[Excerpt from a dataset]

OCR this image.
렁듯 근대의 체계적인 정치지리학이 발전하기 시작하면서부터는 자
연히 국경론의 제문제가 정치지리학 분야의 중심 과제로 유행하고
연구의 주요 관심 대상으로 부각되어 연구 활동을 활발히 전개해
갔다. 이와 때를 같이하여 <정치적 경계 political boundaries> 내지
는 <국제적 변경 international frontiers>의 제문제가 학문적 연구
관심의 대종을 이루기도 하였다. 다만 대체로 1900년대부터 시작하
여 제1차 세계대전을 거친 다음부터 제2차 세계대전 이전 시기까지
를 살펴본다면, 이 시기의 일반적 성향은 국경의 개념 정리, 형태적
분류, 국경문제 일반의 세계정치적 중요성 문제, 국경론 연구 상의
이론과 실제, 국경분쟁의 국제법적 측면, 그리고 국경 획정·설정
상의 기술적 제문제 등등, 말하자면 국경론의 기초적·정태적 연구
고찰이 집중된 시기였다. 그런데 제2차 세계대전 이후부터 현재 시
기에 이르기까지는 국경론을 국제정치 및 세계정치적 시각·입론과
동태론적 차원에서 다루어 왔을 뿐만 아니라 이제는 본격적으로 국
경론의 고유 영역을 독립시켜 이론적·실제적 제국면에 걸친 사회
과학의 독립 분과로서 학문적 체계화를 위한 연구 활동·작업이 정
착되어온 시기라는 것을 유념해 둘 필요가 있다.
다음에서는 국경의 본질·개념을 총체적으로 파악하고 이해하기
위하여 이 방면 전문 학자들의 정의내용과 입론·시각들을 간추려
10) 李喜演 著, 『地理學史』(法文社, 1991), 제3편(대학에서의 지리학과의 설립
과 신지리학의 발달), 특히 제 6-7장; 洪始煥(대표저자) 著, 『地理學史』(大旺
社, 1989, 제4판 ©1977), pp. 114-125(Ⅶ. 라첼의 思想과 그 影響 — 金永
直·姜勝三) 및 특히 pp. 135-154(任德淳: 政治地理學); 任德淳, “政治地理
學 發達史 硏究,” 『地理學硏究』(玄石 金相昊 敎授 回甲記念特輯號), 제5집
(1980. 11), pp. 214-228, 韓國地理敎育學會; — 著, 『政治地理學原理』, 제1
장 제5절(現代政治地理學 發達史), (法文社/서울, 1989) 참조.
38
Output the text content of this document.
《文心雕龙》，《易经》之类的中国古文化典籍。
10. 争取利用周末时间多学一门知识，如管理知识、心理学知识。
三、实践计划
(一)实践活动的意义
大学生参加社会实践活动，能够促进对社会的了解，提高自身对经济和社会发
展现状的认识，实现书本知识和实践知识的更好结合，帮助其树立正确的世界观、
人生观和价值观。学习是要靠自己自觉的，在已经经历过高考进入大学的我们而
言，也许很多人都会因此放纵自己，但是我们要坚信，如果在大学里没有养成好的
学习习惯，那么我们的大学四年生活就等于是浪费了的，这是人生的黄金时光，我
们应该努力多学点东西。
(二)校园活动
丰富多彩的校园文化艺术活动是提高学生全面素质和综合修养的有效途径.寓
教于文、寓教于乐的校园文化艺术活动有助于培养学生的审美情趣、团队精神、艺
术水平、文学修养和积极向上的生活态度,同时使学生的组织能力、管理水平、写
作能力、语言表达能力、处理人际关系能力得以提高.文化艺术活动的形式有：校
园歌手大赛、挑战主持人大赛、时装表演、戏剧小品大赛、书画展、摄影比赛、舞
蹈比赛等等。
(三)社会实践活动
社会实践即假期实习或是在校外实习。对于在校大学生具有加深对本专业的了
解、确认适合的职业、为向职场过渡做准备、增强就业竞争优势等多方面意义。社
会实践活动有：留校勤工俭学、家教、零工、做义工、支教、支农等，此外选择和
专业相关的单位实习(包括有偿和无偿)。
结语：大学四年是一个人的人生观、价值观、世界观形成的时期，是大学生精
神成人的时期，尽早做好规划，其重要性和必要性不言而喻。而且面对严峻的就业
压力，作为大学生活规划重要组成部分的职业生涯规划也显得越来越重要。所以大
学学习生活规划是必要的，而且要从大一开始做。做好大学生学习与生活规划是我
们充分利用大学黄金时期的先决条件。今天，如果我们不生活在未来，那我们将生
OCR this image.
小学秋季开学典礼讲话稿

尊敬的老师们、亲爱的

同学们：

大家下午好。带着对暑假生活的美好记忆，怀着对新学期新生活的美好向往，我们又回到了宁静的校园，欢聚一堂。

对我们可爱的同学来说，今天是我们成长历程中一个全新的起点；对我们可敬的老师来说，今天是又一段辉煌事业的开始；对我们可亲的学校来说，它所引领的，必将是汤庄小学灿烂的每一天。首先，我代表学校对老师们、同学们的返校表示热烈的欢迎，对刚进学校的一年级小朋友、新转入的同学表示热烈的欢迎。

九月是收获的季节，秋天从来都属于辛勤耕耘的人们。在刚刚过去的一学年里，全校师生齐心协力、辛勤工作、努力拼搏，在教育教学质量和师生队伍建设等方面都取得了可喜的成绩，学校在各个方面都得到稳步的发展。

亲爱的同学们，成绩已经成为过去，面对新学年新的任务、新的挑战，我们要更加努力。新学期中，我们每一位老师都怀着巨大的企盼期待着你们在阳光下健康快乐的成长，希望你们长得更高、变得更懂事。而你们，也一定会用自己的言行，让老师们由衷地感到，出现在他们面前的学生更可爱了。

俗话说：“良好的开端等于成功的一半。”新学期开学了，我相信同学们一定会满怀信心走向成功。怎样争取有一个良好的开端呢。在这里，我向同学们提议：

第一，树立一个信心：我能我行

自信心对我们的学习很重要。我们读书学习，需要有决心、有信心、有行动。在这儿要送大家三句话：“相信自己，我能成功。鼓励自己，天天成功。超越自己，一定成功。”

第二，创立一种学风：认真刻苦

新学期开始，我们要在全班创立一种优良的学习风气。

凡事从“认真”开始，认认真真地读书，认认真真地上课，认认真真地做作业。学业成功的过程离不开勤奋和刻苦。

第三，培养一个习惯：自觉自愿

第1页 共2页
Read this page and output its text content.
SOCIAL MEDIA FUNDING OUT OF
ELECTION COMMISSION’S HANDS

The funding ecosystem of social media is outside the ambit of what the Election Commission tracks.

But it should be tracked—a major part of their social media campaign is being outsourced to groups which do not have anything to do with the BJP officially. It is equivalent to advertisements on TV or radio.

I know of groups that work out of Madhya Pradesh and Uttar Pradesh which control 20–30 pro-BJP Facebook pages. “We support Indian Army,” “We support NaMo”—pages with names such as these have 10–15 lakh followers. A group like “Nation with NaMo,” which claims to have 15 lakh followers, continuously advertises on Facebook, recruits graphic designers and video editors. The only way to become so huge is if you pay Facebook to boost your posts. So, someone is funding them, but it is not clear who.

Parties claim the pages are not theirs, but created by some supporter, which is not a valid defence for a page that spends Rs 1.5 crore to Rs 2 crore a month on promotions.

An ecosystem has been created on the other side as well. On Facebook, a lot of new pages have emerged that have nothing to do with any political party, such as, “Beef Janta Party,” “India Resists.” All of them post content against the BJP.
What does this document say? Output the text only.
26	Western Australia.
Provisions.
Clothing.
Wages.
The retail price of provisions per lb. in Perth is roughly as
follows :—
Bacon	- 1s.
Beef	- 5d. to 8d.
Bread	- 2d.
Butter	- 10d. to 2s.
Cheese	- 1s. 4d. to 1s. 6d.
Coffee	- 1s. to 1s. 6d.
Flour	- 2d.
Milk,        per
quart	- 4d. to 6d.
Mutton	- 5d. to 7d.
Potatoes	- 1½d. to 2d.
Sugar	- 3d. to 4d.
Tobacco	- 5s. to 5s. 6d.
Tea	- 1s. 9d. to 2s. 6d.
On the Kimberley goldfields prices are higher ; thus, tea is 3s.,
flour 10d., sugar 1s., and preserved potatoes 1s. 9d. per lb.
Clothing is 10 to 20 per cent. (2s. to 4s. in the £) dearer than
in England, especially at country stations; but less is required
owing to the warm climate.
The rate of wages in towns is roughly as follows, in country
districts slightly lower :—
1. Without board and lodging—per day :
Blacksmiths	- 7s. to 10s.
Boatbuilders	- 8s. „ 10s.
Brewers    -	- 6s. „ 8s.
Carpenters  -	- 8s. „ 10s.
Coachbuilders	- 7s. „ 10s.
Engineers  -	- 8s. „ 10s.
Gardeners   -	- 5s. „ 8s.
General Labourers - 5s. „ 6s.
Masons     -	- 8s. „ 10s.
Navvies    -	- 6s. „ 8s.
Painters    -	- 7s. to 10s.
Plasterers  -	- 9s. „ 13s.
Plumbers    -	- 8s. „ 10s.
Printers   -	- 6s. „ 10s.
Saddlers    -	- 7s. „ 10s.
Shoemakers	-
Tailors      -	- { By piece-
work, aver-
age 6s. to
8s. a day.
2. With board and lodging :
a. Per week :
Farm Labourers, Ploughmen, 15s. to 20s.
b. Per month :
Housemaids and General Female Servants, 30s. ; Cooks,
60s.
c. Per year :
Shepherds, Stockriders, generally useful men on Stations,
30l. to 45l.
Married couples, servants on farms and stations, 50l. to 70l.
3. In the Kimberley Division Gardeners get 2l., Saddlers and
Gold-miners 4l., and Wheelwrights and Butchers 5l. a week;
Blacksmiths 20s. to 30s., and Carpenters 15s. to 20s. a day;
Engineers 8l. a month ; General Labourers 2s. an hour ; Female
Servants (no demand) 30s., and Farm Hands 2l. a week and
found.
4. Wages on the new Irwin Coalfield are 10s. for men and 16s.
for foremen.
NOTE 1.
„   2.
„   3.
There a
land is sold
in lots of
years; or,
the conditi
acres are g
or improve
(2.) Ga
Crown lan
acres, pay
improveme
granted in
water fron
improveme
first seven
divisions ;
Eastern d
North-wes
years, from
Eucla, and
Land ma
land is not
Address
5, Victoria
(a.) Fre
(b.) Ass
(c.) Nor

WORK TO COMPLETE: Extract lines where the string "country" occurs.

RESULT BELOW:
in England, especially at country stations; but less is required
The rate of wages in towns is roughly as follows, in country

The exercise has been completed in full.